- _REQUEST_: Locate each line in the records containing "speed". Copy it.

- _TASK INPUT_:
————————

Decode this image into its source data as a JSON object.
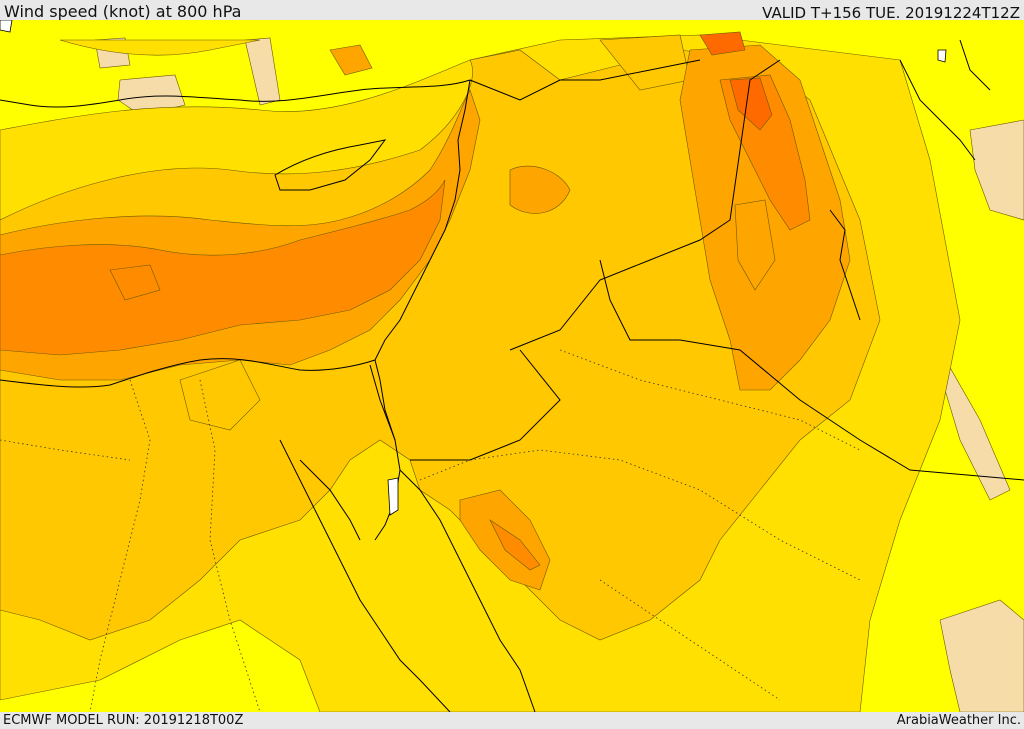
{
  "header": {
    "title": "Wind speed (knot) at 800 hPa",
    "valid": "VALID T+156 TUE. 20191224T12Z"
  },
  "footer": {
    "model_run": "ECMWF MODEL RUN: 20191218T00Z",
    "credit": "ArabiaWeather Inc."
  },
  "map": {
    "variable": "wind speed",
    "units": "knot",
    "level": "800 hPa",
    "colors": {
      "band_1": "#ffeeaa",
      "band_2": "#ffff00",
      "band_3": "#ffe000",
      "band_4": "#ffc800",
      "band_5": "#ffa500",
      "band_6": "#ff8c00",
      "band_7": "#ff6a00",
      "band_8": "#f0d0b0",
      "water_white": "#ffffff",
      "coastline": "#000000"
    }
  }
}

————————

- _SOLUTION TO THE PROBLEM_:
    "title": "Wind speed (knot) at 800 hPa",
    "variable": "wind speed",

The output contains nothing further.